> DATA SECTION
***

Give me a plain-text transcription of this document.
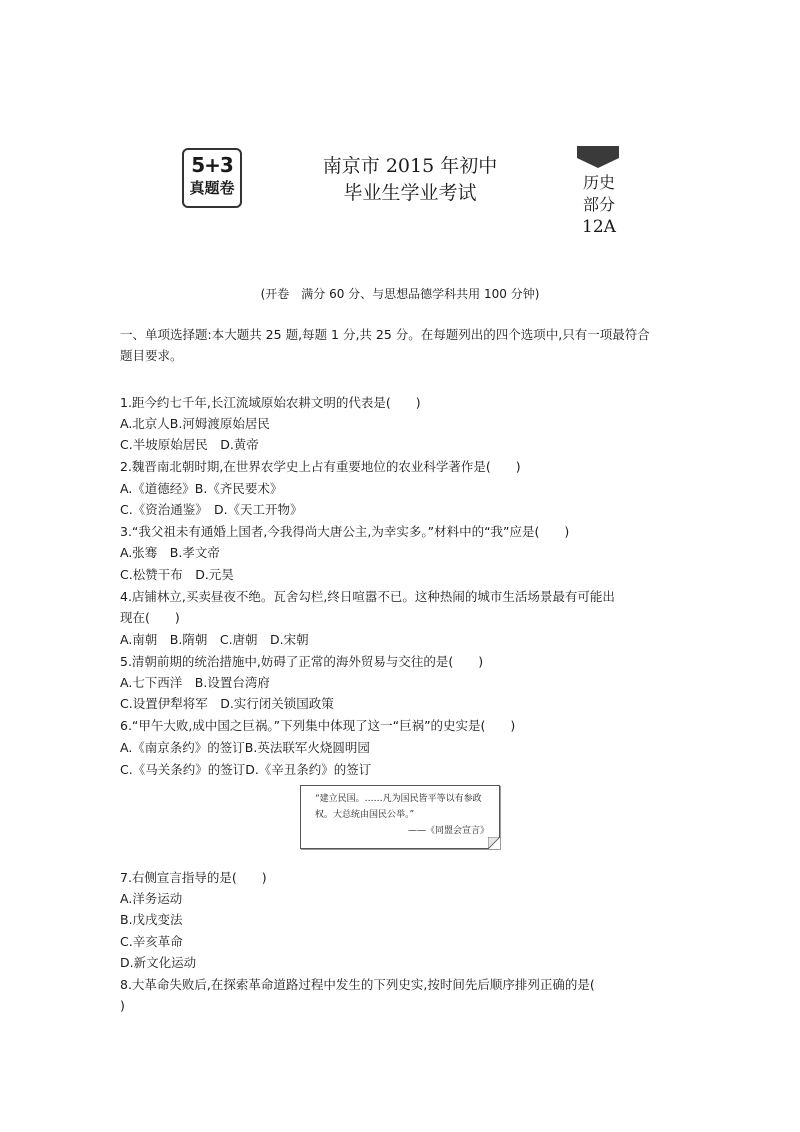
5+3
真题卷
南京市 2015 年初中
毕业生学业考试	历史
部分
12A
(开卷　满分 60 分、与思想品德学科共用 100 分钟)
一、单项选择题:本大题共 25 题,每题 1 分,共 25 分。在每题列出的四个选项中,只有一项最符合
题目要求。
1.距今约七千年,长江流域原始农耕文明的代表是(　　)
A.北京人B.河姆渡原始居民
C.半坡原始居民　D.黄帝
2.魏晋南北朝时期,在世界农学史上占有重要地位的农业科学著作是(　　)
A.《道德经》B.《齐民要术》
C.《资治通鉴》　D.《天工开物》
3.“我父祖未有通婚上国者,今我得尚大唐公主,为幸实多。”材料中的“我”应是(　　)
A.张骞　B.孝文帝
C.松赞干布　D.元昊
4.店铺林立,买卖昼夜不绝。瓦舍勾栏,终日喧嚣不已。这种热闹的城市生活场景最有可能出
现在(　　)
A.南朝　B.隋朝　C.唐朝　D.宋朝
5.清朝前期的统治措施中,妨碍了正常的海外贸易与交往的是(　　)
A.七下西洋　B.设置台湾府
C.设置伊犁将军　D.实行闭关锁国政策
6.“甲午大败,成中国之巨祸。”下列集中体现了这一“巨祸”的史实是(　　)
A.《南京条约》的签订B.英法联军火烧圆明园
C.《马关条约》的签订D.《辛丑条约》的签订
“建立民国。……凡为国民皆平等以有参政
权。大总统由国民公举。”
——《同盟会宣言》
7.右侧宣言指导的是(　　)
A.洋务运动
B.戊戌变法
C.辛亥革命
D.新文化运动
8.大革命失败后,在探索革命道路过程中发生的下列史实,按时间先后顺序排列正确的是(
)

***

> WHAT IS EXPECTED
Every record above should come back exactly, but without its pictures.

> WRITTEN SOLUTION
Give me a plain-text transcription of this document.
5+3
真题卷
南京市 2015 年初中
毕业生学业考试	历史
部分
12A
(开卷　满分 60 分、与思想品德学科共用 100 分钟)
一、单项选择题:本大题共 25 题,每题 1 分,共 25 分。在每题列出的四个选项中,只有一项最符合
题目要求。
1.距今约七千年,长江流域原始农耕文明的代表是(　　)
A.北京人B.河姆渡原始居民
C.半坡原始居民　D.黄帝
2.魏晋南北朝时期,在世界农学史上占有重要地位的农业科学著作是(　　)
A.《道德经》B.《齐民要术》
C.《资治通鉴》　D.《天工开物》
3.“我父祖未有通婚上国者,今我得尚大唐公主,为幸实多。”材料中的“我”应是(　　)
A.张骞　B.孝文帝
C.松赞干布　D.元昊
4.店铺林立,买卖昼夜不绝。瓦舍勾栏,终日喧嚣不已。这种热闹的城市生活场景最有可能出
现在(　　)
A.南朝　B.隋朝　C.唐朝　D.宋朝
5.清朝前期的统治措施中,妨碍了正常的海外贸易与交往的是(　　)
A.七下西洋　B.设置台湾府
C.设置伊犁将军　D.实行闭关锁国政策
6.“甲午大败,成中国之巨祸。”下列集中体现了这一“巨祸”的史实是(　　)
A.《南京条约》的签订B.英法联军火烧圆明园
C.《马关条约》的签订D.《辛丑条约》的签订
“建立民国。……凡为国民皆平等以有参政
权。大总统由国民公举。”
——《同盟会宣言》
7.右侧宣言指导的是(　　)
A.洋务运动
B.戊戌变法
C.辛亥革命
D.新文化运动
8.大革命失败后,在探索革命道路过程中发生的下列史实,按时间先后顺序排列正确的是(
)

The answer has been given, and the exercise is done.